[start of Entries supplied]

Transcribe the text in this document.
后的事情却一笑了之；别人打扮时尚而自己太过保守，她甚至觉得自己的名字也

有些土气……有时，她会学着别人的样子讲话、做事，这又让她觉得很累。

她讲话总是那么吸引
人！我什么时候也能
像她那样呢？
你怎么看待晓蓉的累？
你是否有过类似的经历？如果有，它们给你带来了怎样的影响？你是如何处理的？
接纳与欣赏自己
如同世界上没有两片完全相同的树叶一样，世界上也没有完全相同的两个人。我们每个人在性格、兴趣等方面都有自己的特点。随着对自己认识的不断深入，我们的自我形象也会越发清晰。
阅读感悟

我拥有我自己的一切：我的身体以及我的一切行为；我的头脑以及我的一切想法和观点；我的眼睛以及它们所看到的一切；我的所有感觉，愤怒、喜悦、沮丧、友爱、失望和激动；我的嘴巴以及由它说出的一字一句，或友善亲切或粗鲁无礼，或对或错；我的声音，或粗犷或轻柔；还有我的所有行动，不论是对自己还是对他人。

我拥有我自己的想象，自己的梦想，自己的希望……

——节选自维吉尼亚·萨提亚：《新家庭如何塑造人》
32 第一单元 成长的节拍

[end of Entries supplied]

Goal of the exercise:
Write out the entire listing exactly.

Result for this exercise:
Transcribe the text in this document.
后的事情却一笑了之；别人打扮时尚而自己太过保守，她甚至觉得自己的名字也

有些土气……有时，她会学着别人的样子讲话、做事，这又让她觉得很累。

她讲话总是那么吸引
人！我什么时候也能
像她那样呢？
你怎么看待晓蓉的累？
你是否有过类似的经历？如果有，它们给你带来了怎样的影响？你是如何处理的？
接纳与欣赏自己
如同世界上没有两片完全相同的树叶一样，世界上也没有完全相同的两个人。我们每个人在性格、兴趣等方面都有自己的特点。随着对自己认识的不断深入，我们的自我形象也会越发清晰。
阅读感悟

我拥有我自己的一切：我的身体以及我的一切行为；我的头脑以及我的一切想法和观点；我的眼睛以及它们所看到的一切；我的所有感觉，愤怒、喜悦、沮丧、友爱、失望和激动；我的嘴巴以及由它说出的一字一句，或友善亲切或粗鲁无礼，或对或错；我的声音，或粗犷或轻柔；还有我的所有行动，不论是对自己还是对他人。

我拥有我自己的想象，自己的梦想，自己的希望……

——节选自维吉尼亚·萨提亚：《新家庭如何塑造人》
32 第一单元 成长的节拍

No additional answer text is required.